- [OBJECTIVE]
Copy out each line in the material below that has the word "anges".

Data entries:
· · · · ·

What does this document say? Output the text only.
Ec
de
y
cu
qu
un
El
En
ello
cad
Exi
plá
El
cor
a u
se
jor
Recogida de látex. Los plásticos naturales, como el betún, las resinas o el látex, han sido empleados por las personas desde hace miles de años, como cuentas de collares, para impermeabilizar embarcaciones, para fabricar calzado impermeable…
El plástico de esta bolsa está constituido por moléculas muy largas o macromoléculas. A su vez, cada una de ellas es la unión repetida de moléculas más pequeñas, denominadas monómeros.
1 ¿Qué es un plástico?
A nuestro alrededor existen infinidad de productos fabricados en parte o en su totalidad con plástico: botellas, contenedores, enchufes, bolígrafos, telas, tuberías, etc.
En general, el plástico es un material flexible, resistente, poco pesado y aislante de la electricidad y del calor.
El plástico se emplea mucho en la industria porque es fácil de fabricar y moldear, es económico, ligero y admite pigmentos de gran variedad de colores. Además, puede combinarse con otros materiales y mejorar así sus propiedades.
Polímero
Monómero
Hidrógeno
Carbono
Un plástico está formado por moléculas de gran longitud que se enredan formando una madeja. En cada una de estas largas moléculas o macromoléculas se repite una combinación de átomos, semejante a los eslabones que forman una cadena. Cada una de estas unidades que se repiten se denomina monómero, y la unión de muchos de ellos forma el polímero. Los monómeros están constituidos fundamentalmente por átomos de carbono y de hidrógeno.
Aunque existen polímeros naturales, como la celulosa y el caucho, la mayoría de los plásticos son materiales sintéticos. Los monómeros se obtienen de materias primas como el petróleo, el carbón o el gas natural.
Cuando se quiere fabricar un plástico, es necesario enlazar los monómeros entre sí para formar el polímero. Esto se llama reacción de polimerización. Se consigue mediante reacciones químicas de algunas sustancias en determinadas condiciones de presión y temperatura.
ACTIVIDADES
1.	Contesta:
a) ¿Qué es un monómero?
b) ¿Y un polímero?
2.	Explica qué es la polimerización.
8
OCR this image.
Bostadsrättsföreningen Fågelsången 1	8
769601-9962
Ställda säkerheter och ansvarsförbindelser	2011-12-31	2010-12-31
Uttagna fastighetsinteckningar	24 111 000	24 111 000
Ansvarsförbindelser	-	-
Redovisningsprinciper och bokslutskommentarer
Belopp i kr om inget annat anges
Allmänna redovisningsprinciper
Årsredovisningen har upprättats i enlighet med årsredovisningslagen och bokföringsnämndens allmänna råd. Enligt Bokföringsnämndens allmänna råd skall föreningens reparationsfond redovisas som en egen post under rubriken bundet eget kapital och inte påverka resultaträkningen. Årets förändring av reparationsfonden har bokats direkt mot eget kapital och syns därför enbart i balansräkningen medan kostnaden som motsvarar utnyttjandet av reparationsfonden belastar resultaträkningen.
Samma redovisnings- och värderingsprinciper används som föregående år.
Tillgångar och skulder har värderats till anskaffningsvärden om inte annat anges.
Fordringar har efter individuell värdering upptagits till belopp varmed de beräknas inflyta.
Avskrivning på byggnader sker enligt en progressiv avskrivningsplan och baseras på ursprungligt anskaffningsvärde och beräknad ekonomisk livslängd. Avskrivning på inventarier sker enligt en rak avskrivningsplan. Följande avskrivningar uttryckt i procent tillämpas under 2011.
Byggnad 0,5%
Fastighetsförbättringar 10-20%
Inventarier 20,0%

· · · · ·

- [EXERCISE ANSWER]
Belopp i kr om inget annat anges
Tillgångar och skulder har värderats till anskaffningsvärden om inte annat anges.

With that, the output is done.